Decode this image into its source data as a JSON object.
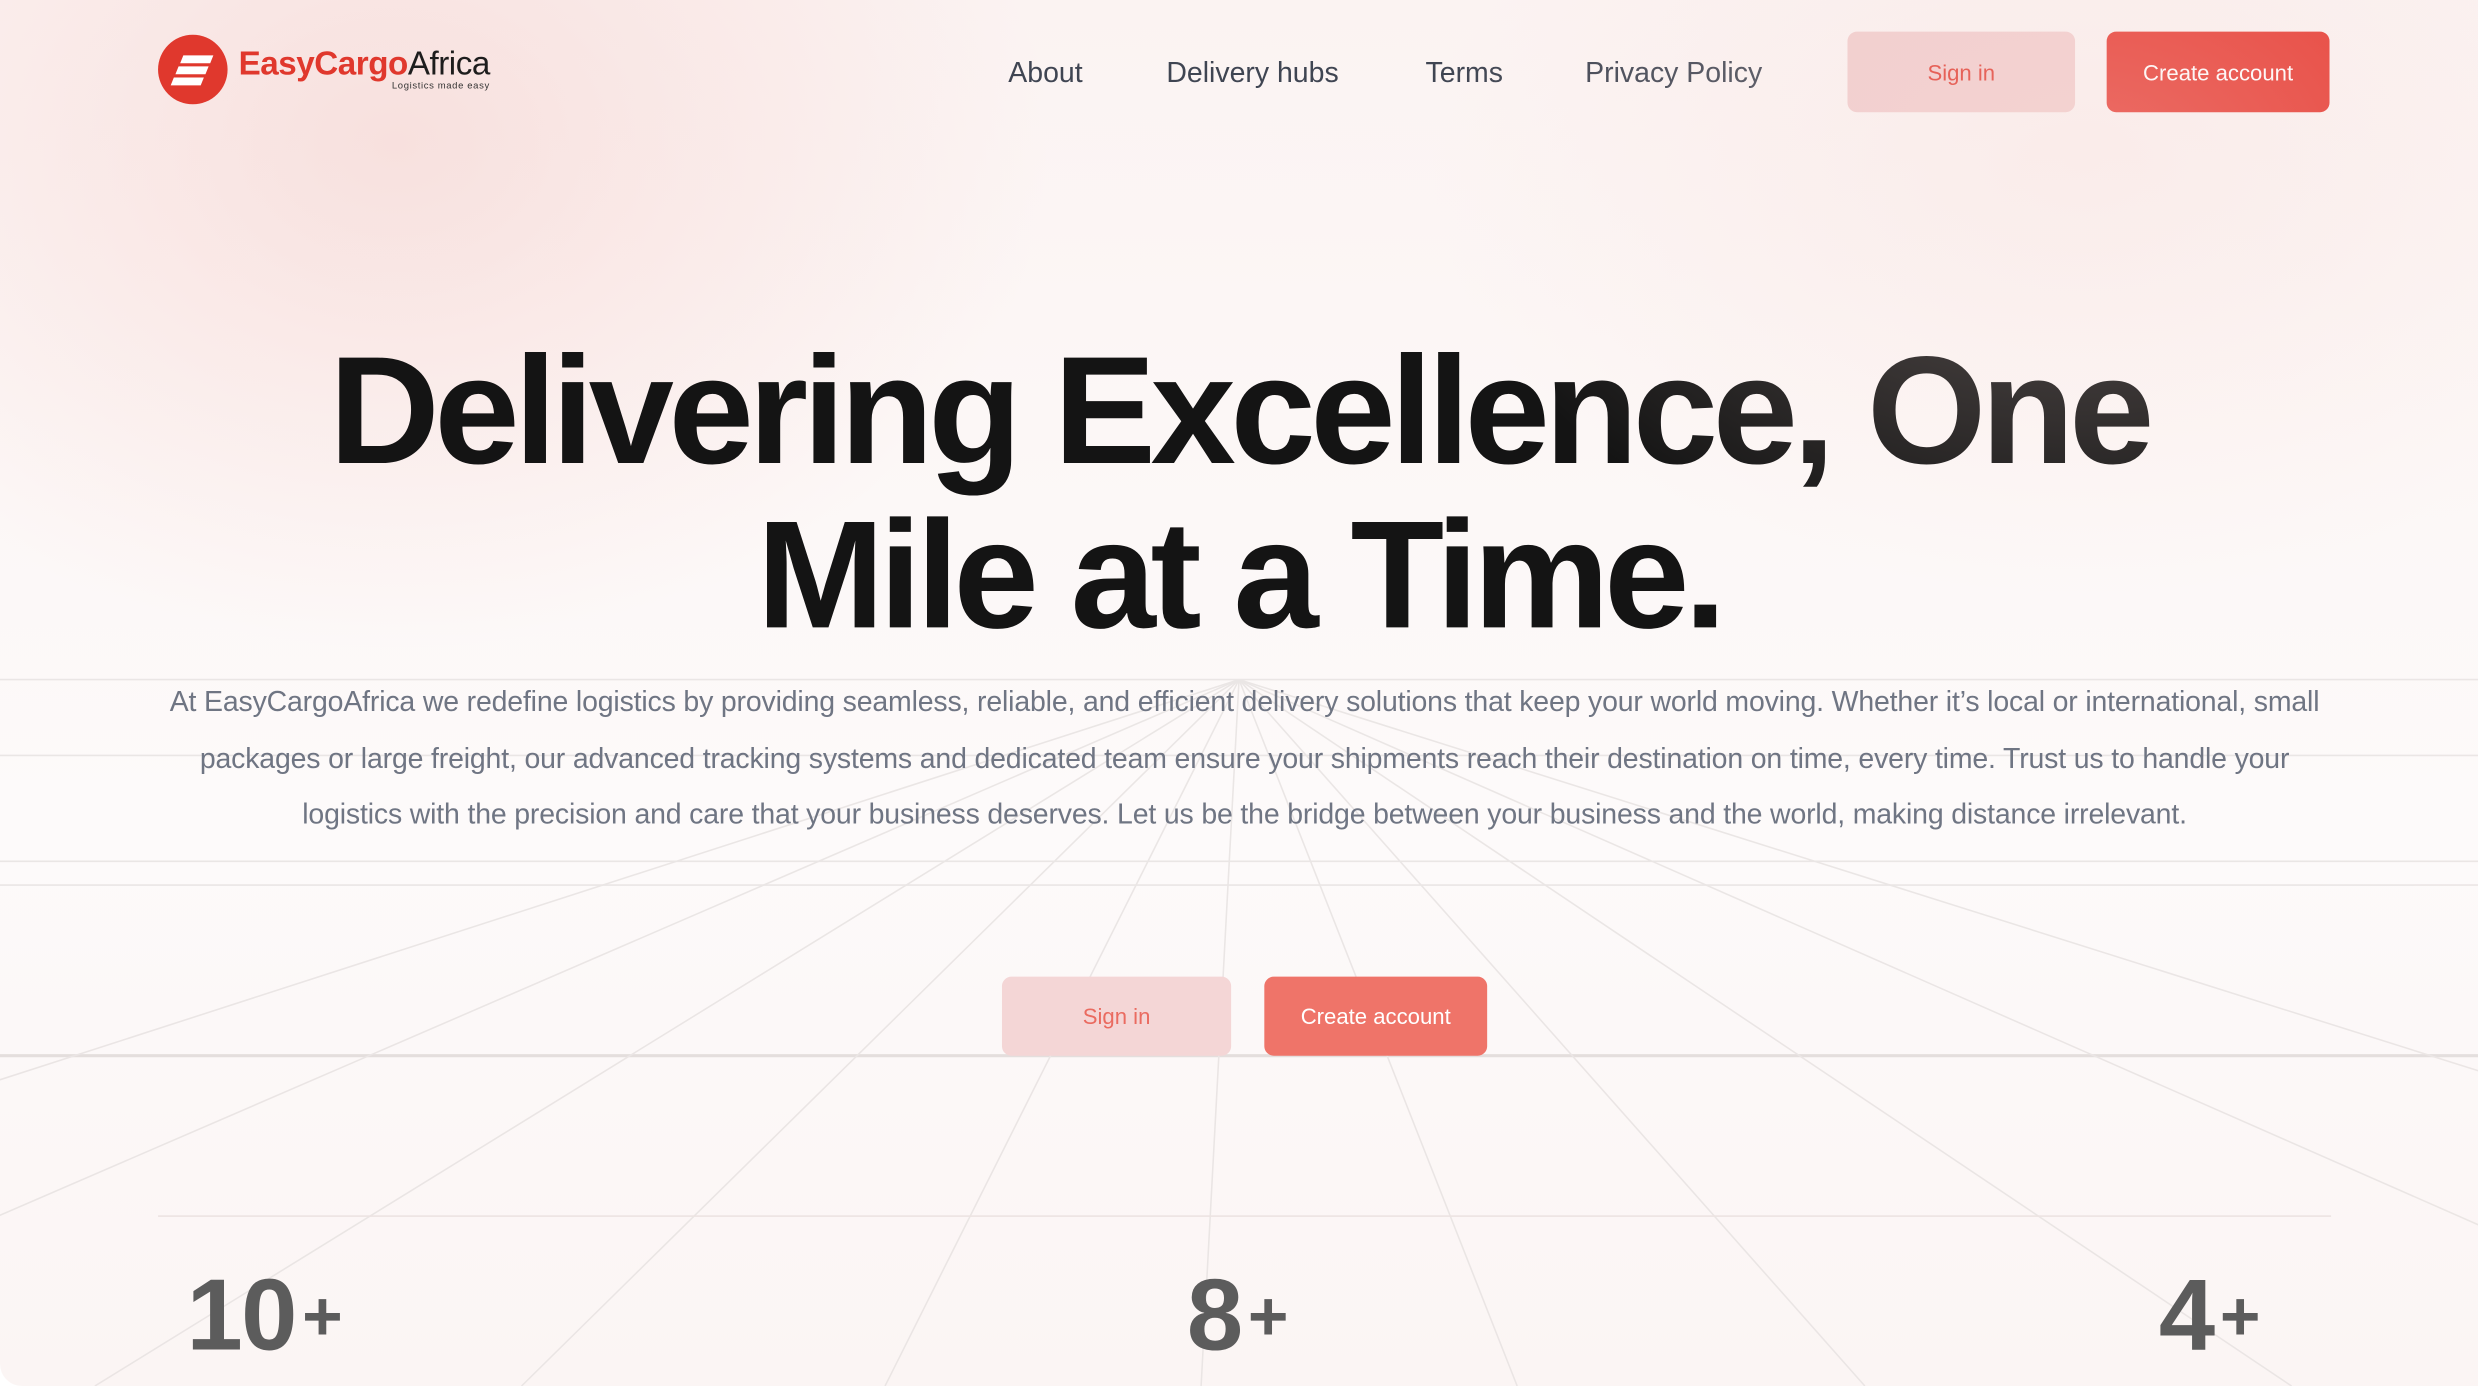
{
  "brand": {
    "name_easy": "Easy",
    "name_cargo": "Cargo",
    "name_africa": "Africa",
    "tagline": "Logistics made easy",
    "accent_color": "#e0382d"
  },
  "nav": {
    "links": [
      {
        "label": "About"
      },
      {
        "label": "Delivery hubs"
      },
      {
        "label": "Terms"
      },
      {
        "label": "Privacy Policy"
      }
    ],
    "sign_in": "Sign in",
    "create_account": "Create account"
  },
  "hero": {
    "title_line1": "Delivering Excellence, One",
    "title_line2": "Mile at a Time.",
    "body": "At EasyCargoAfrica we redefine logistics by providing seamless, reliable, and efficient delivery solutions that keep your world moving. Whether it’s local or international, small packages or large freight, our advanced tracking systems and dedicated team ensure your shipments reach their destination on time, every time. Trust us to handle your logistics with the precision and care that your business deserves. Let us be the bridge between your business and the world, making distance irrelevant.",
    "sign_in": "Sign in",
    "create_account": "Create account"
  },
  "stats": [
    {
      "value": "10",
      "suffix": "+"
    },
    {
      "value": "8",
      "suffix": "+"
    },
    {
      "value": "4",
      "suffix": "+"
    }
  ]
}
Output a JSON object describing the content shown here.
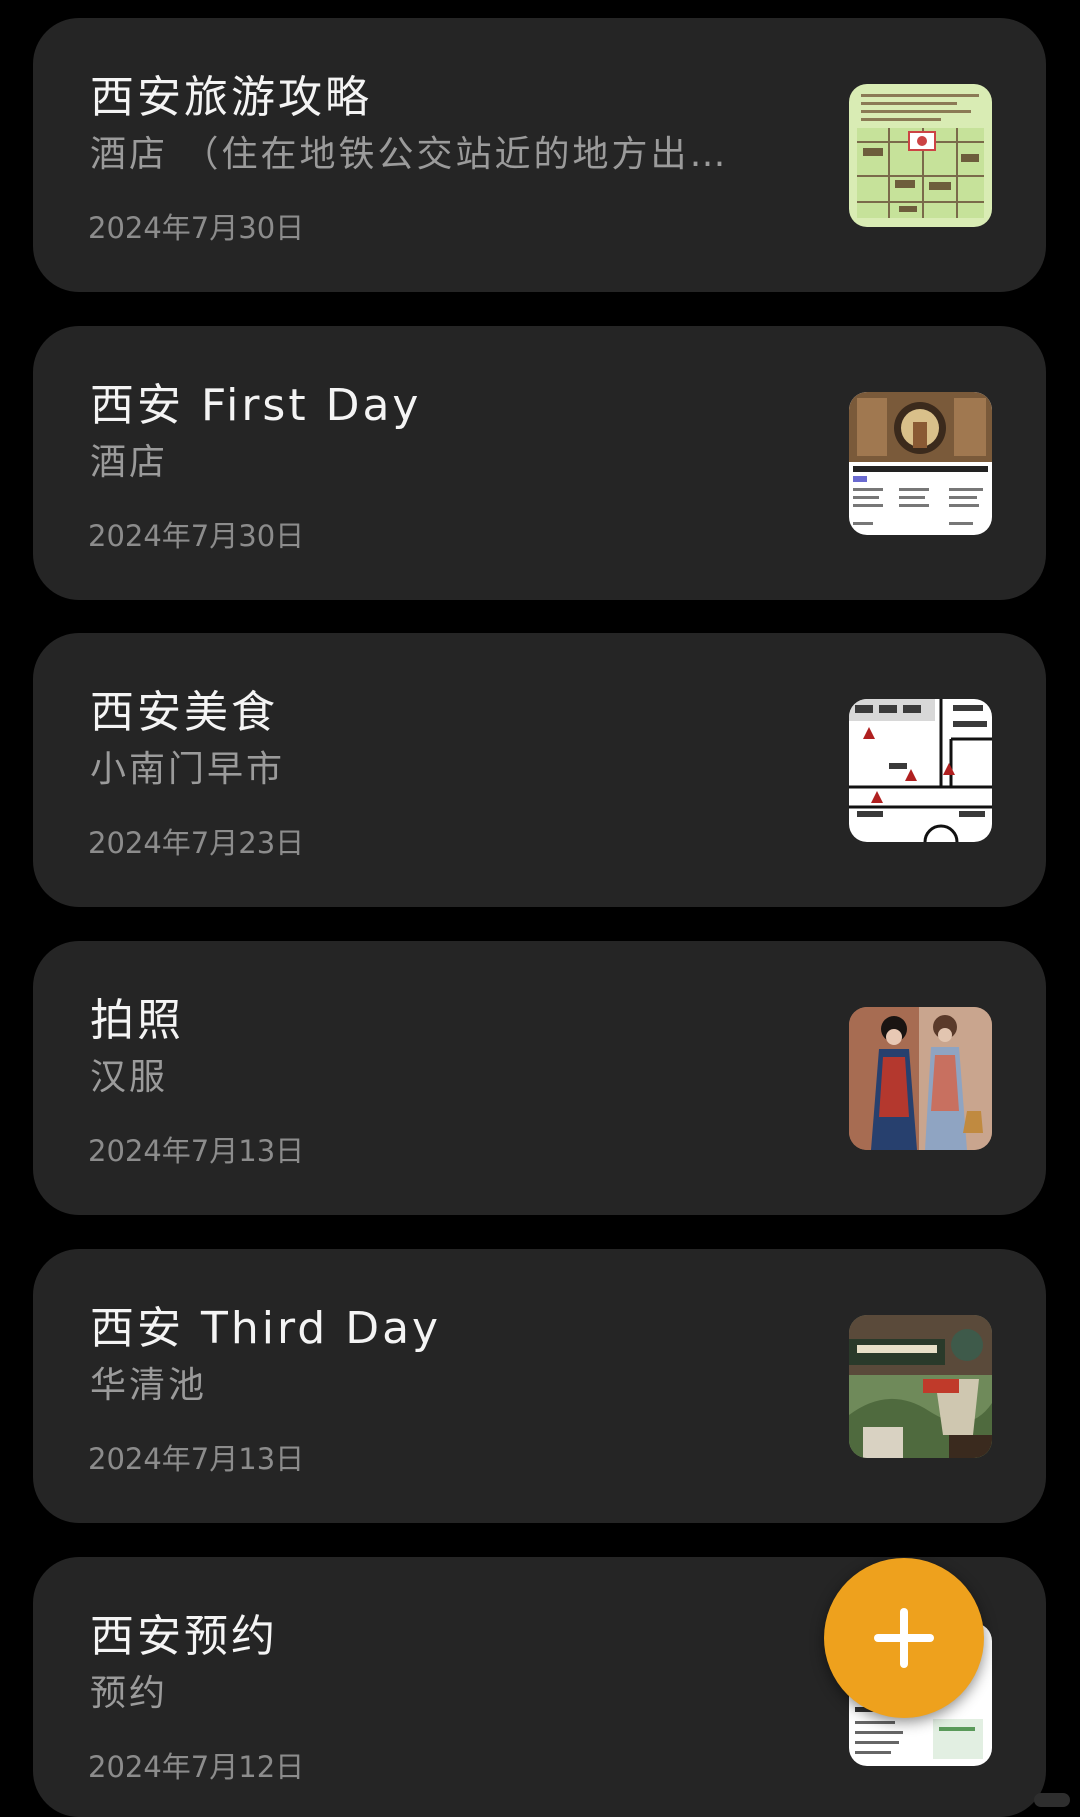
{
  "notes": [
    {
      "title": "西安旅游攻略",
      "snippet": "酒店 （住在地铁公交站近的地方出…",
      "date": "2024年7月30日",
      "thumbnail_icon": "map-thumbnail"
    },
    {
      "title": "西安 First Day",
      "snippet": "酒店",
      "date": "2024年7月30日",
      "thumbnail_icon": "hotel-listing-thumbnail"
    },
    {
      "title": "西安美食",
      "snippet": "小南门早市",
      "date": "2024年7月23日",
      "thumbnail_icon": "street-map-thumbnail"
    },
    {
      "title": "拍照",
      "snippet": "汉服",
      "date": "2024年7月13日",
      "thumbnail_icon": "hanfu-photo-thumbnail"
    },
    {
      "title": "西安 Third Day",
      "snippet": "华清池",
      "date": "2024年7月13日",
      "thumbnail_icon": "huaqing-palace-thumbnail"
    },
    {
      "title": "西安预约",
      "snippet": "预约",
      "date": "2024年7月12日",
      "thumbnail_icon": "reservation-screenshot-thumbnail"
    }
  ],
  "fab": {
    "icon": "plus-icon",
    "color": "#eea11d"
  },
  "colors": {
    "background": "#000000",
    "card": "#252525",
    "title": "#f4f4f4",
    "snippet": "#9b9b9b",
    "date": "#8c8c8c"
  }
}
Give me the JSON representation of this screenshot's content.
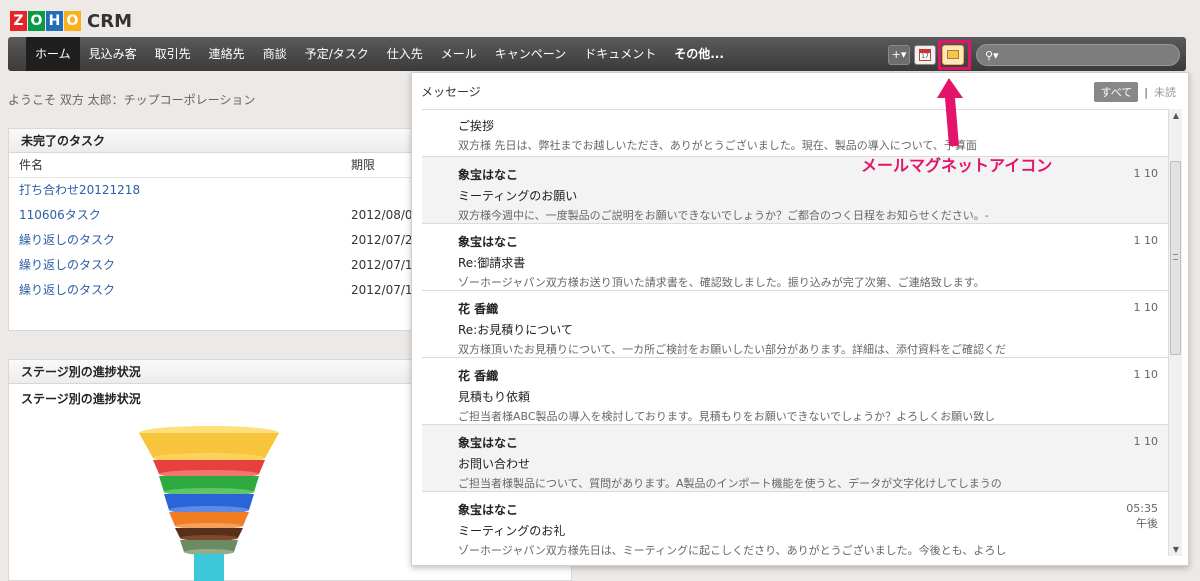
{
  "logo": {
    "letters": [
      "Z",
      "O",
      "H",
      "O"
    ],
    "product": "CRM"
  },
  "nav": [
    {
      "label": "ホーム",
      "active": true
    },
    {
      "label": "見込み客"
    },
    {
      "label": "取引先"
    },
    {
      "label": "連絡先"
    },
    {
      "label": "商談"
    },
    {
      "label": "予定/タスク"
    },
    {
      "label": "仕入先"
    },
    {
      "label": "メール"
    },
    {
      "label": "キャンペーン"
    },
    {
      "label": "ドキュメント"
    },
    {
      "label": "その他..."
    }
  ],
  "toolbar": {
    "plus_icon": "plus-icon",
    "calendar_icon": "calendar-icon",
    "calendar_day": "17",
    "mail_icon": "mail-magnet-icon",
    "search_icon": "search-icon"
  },
  "welcome": "ようこそ 双方 太郎：チップコーポレーション",
  "tasks": {
    "title": "未完了のタスク",
    "headers": [
      "件名",
      "期限"
    ],
    "rows": [
      {
        "name": "打ち合わせ20121218",
        "due": ""
      },
      {
        "name": "110606タスク",
        "due": "2012/08/0"
      },
      {
        "name": "繰り返しのタスク",
        "due": "2012/07/2"
      },
      {
        "name": "繰り返しのタスク",
        "due": "2012/07/1"
      },
      {
        "name": "繰り返しのタスク",
        "due": "2012/07/1"
      }
    ]
  },
  "stage": {
    "title": "ステージ別の進捗状況",
    "subtitle": "ステージ別の進捗状況"
  },
  "messages": {
    "title": "メッセージ",
    "filter_all": "すべて",
    "filter_sep": "|",
    "filter_unread": "未読",
    "items": [
      {
        "sender": "",
        "subject": "ご挨拶",
        "preview": "双方様 先日は、弊社までお越しいただき、ありがとうございました。現在、製品の導入について、予算面",
        "date": ""
      },
      {
        "sender": "象宝はなこ",
        "subject": "ミーティングのお願い",
        "preview": "双方様今週中に、一度製品のご説明をお願いできないでしょうか？ご都合のつく日程をお知らせください。-",
        "date": "1 10"
      },
      {
        "sender": "象宝はなこ",
        "subject": "Re:御請求書",
        "preview": "ゾーホージャパン双方様お送り頂いた請求書を、確認致しました。振り込みが完了次第、ご連絡致します。",
        "date": "1 10"
      },
      {
        "sender": "花 香織",
        "subject": "Re:お見積りについて",
        "preview": "双方様頂いたお見積りについて、一カ所ご検討をお願いしたい部分があります。詳細は、添付資料をご確認くだ",
        "date": "1 10"
      },
      {
        "sender": "花 香織",
        "subject": "見積もり依頼",
        "preview": "ご担当者様ABC製品の導入を検討しております。見積もりをお願いできないでしょうか？よろしくお願い致し",
        "date": "1 10"
      },
      {
        "sender": "象宝はなこ",
        "subject": "お問い合わせ",
        "preview": "ご担当者様製品について、質問があります。A製品のインポート機能を使うと、データが文字化けしてしまうの",
        "date": "1 10"
      },
      {
        "sender": "象宝はなこ",
        "subject": "ミーティングのお礼",
        "preview": "ゾーホージャパン双方様先日は、ミーティングに起こしくださり、ありがとうございました。今後とも、よろし",
        "date": "05:35 午後"
      }
    ]
  },
  "annotation": {
    "label": "メールマグネットアイコン",
    "color": "#e5146b"
  }
}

▶ _TO BE DONE_: Copy the records exactly. Skip the pictures.

▶ _EXPECTED ANSWER_:
Decode this image into its source data as a JSON object.
{
  "brand": {
    "name_easy": "Easy",
    "name_cargo": "Cargo",
    "name_africa": "Africa",
    "tagline": "Logistics made easy",
    "accent_color": "#e0382d"
  },
  "nav": {
    "links": [
      {
        "label": "About"
      },
      {
        "label": "Delivery hubs"
      },
      {
        "label": "Terms"
      },
      {
        "label": "Privacy Policy"
      }
    ],
    "sign_in": "Sign in",
    "create_account": "Create account"
  },
  "hero": {
    "title_line1": "Delivering Excellence, One",
    "title_line2": "Mile at a Time.",
    "body": "At EasyCargoAfrica we redefine logistics by providing seamless, reliable, and efficient delivery solutions that keep your world moving. Whether it’s local or international, small packages or large freight, our advanced tracking systems and dedicated team ensure your shipments reach their destination on time, every time. Trust us to handle your logistics with the precision and care that your business deserves. Let us be the bridge between your business and the world, making distance irrelevant.",
    "sign_in": "Sign in",
    "create_account": "Create account"
  },
  "stats": [
    {
      "value": "10",
      "suffix": "+"
    },
    {
      "value": "8",
      "suffix": "+"
    },
    {
      "value": "4",
      "suffix": "+"
    }
  ]
}
Output a JSON object describing the content shown here.
{
  "notes": [
    {
      "title": "西安旅游攻略",
      "snippet": "酒店 （住在地铁公交站近的地方出…",
      "date": "2024年7月30日",
      "thumbnail_icon": "map-thumbnail"
    },
    {
      "title": "西安 First Day",
      "snippet": "酒店",
      "date": "2024年7月30日",
      "thumbnail_icon": "hotel-listing-thumbnail"
    },
    {
      "title": "西安美食",
      "snippet": "小南门早市",
      "date": "2024年7月23日",
      "thumbnail_icon": "street-map-thumbnail"
    },
    {
      "title": "拍照",
      "snippet": "汉服",
      "date": "2024年7月13日",
      "thumbnail_icon": "hanfu-photo-thumbnail"
    },
    {
      "title": "西安 Third Day",
      "snippet": "华清池",
      "date": "2024年7月13日",
      "thumbnail_icon": "huaqing-palace-thumbnail"
    },
    {
      "title": "西安预约",
      "snippet": "预约",
      "date": "2024年7月12日",
      "thumbnail_icon": "reservation-screenshot-thumbnail"
    }
  ],
  "fab": {
    "icon": "plus-icon",
    "color": "#eea11d"
  },
  "colors": {
    "background": "#000000",
    "card": "#252525",
    "title": "#f4f4f4",
    "snippet": "#9b9b9b",
    "date": "#8c8c8c"
  }
}
Give me the JSON representation of this screenshot's content.
{
  "logo": {
    "letters": [
      "Z",
      "O",
      "H",
      "O"
    ],
    "product": "CRM"
  },
  "nav": [
    {
      "label": "ホーム",
      "active": true
    },
    {
      "label": "見込み客"
    },
    {
      "label": "取引先"
    },
    {
      "label": "連絡先"
    },
    {
      "label": "商談"
    },
    {
      "label": "予定/タスク"
    },
    {
      "label": "仕入先"
    },
    {
      "label": "メール"
    },
    {
      "label": "キャンペーン"
    },
    {
      "label": "ドキュメント"
    },
    {
      "label": "その他..."
    }
  ],
  "toolbar": {
    "plus_icon": "plus-icon",
    "calendar_icon": "calendar-icon",
    "calendar_day": "17",
    "mail_icon": "mail-magnet-icon",
    "search_icon": "search-icon"
  },
  "welcome": "ようこそ 双方 太郎：チップコーポレーション",
  "tasks": {
    "title": "未完了のタスク",
    "headers": [
      "件名",
      "期限"
    ],
    "rows": [
      {
        "name": "打ち合わせ20121218",
        "due": ""
      },
      {
        "name": "110606タスク",
        "due": "2012/08/0"
      },
      {
        "name": "繰り返しのタスク",
        "due": "2012/07/2"
      },
      {
        "name": "繰り返しのタスク",
        "due": "2012/07/1"
      },
      {
        "name": "繰り返しのタスク",
        "due": "2012/07/1"
      }
    ]
  },
  "stage": {
    "title": "ステージ別の進捗状況",
    "subtitle": "ステージ別の進捗状況"
  },
  "messages": {
    "title": "メッセージ",
    "filter_all": "すべて",
    "filter_sep": "|",
    "filter_unread": "未読",
    "items": [
      {
        "sender": "",
        "subject": "ご挨拶",
        "preview": "双方様 先日は、弊社までお越しいただき、ありがとうございました。現在、製品の導入について、予算面",
        "date": ""
      },
      {
        "sender": "象宝はなこ",
        "subject": "ミーティングのお願い",
        "preview": "双方様今週中に、一度製品のご説明をお願いできないでしょうか？ご都合のつく日程をお知らせください。-",
        "date": "1 10"
      },
      {
        "sender": "象宝はなこ",
        "subject": "Re:御請求書",
        "preview": "ゾーホージャパン双方様お送り頂いた請求書を、確認致しました。振り込みが完了次第、ご連絡致します。",
        "date": "1 10"
      },
      {
        "sender": "花 香織",
        "subject": "Re:お見積りについて",
        "preview": "双方様頂いたお見積りについて、一カ所ご検討をお願いしたい部分があります。詳細は、添付資料をご確認くだ",
        "date": "1 10"
      },
      {
        "sender": "花 香織",
        "subject": "見積もり依頼",
        "preview": "ご担当者様ABC製品の導入を検討しております。見積もりをお願いできないでしょうか？よろしくお願い致し",
        "date": "1 10"
      },
      {
        "sender": "象宝はなこ",
        "subject": "お問い合わせ",
        "preview": "ご担当者様製品について、質問があります。A製品のインポート機能を使うと、データが文字化けしてしまうの",
        "date": "1 10"
      },
      {
        "sender": "象宝はなこ",
        "subject": "ミーティングのお礼",
        "preview": "ゾーホージャパン双方様先日は、ミーティングに起こしくださり、ありがとうございました。今後とも、よろし",
        "date": "05:35 午後"
      }
    ]
  },
  "annotation": {
    "label": "メールマグネットアイコン",
    "color": "#e5146b"
  }
}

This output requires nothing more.